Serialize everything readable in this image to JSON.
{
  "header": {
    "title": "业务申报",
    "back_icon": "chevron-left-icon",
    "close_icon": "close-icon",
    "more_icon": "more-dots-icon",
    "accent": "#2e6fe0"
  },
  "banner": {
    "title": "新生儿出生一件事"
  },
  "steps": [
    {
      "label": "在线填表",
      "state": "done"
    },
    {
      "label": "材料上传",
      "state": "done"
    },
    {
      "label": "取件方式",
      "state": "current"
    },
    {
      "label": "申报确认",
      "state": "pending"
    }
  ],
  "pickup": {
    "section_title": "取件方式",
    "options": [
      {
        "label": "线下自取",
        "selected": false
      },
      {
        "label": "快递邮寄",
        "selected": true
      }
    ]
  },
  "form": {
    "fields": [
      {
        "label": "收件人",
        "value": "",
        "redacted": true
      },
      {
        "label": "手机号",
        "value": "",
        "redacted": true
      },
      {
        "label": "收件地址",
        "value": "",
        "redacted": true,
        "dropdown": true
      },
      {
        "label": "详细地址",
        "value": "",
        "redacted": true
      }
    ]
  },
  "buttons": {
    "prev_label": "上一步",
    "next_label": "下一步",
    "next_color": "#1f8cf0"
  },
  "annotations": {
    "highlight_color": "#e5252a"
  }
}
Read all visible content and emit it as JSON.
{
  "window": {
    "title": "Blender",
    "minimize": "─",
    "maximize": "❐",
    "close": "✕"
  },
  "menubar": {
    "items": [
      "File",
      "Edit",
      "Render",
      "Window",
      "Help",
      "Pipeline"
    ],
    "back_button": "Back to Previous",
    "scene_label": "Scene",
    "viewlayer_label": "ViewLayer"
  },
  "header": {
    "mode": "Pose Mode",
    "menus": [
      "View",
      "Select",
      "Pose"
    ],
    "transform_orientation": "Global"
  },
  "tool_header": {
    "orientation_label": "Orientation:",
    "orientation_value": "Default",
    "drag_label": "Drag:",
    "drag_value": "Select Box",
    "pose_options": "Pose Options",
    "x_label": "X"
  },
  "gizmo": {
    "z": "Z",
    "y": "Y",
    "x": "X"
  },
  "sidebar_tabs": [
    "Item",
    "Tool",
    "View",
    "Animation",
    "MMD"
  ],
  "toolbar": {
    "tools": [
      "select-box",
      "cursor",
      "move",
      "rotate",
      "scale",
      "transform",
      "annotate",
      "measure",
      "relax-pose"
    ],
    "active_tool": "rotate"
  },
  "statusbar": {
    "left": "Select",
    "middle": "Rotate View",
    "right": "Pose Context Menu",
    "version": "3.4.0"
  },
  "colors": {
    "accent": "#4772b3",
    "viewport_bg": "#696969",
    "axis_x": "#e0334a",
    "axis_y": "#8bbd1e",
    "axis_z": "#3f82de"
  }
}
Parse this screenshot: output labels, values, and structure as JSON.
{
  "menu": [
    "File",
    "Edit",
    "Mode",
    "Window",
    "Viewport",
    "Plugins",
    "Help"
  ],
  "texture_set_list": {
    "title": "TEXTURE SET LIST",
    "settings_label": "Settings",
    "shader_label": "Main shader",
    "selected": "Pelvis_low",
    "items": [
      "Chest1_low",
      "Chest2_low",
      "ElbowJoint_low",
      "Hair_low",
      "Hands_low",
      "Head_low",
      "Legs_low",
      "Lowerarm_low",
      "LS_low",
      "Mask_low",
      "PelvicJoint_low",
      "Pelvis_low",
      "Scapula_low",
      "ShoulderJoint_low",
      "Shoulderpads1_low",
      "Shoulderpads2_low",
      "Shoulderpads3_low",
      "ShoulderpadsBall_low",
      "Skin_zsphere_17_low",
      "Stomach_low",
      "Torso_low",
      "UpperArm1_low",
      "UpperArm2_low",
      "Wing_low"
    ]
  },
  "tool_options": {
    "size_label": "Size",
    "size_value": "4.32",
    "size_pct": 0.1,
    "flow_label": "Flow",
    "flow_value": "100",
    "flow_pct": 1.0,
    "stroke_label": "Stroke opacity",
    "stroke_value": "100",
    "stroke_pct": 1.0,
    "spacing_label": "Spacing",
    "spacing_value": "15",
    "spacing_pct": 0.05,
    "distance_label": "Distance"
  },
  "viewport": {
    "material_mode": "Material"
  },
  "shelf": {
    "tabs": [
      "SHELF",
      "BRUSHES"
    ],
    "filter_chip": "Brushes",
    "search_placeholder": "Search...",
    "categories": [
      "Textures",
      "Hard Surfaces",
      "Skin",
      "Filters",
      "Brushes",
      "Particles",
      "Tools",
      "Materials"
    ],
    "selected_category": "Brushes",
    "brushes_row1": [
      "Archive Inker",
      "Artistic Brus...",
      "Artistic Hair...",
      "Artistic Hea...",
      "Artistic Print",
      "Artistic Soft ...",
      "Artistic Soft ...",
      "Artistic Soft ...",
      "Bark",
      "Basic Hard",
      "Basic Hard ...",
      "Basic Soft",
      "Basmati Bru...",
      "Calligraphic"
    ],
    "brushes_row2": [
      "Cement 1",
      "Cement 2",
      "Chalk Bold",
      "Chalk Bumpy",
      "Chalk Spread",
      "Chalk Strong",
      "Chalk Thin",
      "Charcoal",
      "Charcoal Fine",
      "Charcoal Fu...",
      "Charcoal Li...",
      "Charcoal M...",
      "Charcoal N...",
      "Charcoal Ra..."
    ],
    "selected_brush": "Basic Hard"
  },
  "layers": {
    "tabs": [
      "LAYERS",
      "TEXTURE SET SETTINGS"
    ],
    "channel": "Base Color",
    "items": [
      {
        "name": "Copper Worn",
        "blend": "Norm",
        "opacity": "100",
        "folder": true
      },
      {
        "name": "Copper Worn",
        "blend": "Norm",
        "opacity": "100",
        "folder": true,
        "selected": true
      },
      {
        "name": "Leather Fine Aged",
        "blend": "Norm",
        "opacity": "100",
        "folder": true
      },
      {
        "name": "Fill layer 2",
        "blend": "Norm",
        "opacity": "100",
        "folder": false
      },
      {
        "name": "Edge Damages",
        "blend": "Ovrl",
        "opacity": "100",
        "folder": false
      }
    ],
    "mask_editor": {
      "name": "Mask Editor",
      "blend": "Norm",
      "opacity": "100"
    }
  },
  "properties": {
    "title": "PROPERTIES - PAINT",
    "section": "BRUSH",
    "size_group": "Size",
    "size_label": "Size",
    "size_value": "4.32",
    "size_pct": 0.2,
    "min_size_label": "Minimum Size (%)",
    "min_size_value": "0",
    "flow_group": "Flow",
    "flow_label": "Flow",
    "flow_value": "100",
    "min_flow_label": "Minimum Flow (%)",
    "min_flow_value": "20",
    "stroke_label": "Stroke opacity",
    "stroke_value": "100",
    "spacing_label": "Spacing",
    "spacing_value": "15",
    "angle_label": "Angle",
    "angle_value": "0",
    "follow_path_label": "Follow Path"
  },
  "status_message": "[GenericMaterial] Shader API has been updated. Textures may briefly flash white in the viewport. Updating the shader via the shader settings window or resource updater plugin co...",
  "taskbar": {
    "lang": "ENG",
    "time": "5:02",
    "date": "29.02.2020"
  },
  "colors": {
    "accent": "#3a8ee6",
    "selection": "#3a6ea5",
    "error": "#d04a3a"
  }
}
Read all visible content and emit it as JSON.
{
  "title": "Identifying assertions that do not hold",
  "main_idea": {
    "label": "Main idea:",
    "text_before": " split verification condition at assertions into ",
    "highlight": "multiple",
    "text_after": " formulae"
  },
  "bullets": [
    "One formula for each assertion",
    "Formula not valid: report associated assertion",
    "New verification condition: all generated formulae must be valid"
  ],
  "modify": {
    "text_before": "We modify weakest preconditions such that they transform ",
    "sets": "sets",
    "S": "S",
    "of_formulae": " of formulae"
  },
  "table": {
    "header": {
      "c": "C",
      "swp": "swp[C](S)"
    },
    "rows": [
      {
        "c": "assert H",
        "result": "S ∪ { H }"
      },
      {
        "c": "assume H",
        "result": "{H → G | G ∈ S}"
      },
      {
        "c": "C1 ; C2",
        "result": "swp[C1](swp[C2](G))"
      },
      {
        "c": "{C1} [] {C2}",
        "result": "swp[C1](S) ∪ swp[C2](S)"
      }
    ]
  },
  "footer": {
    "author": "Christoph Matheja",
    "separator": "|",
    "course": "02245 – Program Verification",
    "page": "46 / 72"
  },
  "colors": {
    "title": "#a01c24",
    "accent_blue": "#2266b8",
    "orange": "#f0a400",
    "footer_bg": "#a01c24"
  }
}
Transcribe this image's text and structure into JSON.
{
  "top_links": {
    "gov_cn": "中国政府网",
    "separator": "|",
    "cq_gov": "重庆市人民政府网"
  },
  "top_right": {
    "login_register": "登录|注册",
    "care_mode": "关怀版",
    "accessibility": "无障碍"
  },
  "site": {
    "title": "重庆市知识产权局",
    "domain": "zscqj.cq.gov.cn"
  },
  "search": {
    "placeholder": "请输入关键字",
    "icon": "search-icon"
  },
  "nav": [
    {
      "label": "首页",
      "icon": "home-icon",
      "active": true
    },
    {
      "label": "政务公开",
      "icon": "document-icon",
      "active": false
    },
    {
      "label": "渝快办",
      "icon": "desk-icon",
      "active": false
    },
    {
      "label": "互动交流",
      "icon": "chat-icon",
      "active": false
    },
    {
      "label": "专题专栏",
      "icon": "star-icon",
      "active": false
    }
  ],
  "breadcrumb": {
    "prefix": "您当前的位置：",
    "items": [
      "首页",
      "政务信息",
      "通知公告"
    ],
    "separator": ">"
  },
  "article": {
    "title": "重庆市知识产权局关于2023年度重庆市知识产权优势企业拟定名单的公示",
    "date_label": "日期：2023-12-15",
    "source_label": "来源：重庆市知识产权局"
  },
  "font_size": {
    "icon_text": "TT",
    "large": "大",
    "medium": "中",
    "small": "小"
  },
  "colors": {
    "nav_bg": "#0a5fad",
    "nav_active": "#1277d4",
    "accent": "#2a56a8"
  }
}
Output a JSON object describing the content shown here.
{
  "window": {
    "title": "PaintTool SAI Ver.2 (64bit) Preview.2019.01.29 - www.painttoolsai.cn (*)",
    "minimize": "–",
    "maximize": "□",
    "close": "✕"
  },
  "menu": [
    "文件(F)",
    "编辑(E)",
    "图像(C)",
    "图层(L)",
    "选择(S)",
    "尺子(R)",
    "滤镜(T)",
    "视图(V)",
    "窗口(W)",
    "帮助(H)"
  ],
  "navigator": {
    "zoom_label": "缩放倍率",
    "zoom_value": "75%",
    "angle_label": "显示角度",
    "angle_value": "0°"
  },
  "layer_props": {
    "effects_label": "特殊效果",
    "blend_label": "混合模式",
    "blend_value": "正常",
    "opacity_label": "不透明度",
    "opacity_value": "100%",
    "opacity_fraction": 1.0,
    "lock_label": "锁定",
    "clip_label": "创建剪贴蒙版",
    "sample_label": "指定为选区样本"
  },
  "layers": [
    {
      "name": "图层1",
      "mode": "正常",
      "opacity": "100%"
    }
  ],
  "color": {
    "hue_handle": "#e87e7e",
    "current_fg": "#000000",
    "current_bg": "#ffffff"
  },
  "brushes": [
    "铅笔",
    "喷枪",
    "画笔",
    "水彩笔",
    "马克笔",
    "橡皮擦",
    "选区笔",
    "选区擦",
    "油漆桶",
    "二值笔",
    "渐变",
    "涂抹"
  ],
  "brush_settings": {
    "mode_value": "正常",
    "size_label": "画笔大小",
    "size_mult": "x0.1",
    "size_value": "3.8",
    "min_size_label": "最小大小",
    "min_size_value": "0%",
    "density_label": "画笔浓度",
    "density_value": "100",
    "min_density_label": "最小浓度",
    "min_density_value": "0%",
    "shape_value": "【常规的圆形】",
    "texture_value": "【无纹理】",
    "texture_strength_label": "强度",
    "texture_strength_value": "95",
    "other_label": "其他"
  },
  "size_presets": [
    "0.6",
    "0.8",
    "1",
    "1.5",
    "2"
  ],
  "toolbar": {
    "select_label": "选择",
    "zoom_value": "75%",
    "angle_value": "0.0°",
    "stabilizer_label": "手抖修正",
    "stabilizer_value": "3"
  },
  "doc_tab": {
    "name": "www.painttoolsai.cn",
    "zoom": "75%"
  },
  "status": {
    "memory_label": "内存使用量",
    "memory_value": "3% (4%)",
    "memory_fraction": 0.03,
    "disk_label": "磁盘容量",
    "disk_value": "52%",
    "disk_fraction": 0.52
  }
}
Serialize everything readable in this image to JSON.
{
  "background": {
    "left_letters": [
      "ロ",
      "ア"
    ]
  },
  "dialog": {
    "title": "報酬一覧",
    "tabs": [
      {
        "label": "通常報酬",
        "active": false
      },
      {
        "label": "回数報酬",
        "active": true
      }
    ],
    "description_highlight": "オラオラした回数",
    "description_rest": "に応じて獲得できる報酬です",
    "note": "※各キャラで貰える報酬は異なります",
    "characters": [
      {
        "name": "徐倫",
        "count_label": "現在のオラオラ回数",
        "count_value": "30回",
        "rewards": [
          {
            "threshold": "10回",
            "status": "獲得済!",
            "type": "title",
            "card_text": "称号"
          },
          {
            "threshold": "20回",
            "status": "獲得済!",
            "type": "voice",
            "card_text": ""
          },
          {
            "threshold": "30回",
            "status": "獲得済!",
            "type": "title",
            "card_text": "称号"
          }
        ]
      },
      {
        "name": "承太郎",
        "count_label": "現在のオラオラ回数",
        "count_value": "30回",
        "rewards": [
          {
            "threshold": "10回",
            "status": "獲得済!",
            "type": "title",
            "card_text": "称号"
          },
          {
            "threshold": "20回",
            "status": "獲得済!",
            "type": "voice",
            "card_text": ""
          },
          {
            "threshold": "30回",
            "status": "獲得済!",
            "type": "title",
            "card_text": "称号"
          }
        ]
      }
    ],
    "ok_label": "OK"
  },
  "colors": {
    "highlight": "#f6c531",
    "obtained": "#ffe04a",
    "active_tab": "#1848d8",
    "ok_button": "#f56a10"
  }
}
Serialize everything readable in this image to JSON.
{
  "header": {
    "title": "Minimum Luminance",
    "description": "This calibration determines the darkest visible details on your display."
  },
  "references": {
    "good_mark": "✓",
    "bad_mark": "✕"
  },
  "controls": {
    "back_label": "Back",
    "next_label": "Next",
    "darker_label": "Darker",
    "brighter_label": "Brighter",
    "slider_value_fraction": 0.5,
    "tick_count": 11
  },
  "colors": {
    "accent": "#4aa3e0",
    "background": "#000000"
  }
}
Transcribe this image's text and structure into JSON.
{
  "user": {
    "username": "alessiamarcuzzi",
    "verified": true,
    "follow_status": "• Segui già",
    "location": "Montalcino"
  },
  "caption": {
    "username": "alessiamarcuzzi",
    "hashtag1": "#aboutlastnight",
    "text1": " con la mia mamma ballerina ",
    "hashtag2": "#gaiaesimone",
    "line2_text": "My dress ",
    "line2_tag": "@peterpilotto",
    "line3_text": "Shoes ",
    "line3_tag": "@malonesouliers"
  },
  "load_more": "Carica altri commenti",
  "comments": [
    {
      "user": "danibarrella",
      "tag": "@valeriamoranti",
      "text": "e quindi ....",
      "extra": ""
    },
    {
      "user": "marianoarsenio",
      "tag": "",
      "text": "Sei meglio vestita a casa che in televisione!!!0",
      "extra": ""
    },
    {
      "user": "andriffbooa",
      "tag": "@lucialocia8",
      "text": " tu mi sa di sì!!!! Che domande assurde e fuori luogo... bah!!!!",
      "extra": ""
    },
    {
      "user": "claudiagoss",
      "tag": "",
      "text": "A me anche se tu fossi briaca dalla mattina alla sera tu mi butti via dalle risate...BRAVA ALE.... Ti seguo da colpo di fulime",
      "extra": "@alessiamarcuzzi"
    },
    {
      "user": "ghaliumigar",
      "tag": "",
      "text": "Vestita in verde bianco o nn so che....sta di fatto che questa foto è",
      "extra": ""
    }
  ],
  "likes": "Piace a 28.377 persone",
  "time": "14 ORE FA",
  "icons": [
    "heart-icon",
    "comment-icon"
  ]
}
____________
* [Instruction]
Using the listing above, pick out each line that contains the word "result", then copy it.

* [Task response]
        "result": "S ∪ { H }"
        "result": "{H → G | G ∈ S}"
        "result": "swp[C1](swp[C2](G))"
        "result": "swp[C1](S) ∪ swp[C2](S)"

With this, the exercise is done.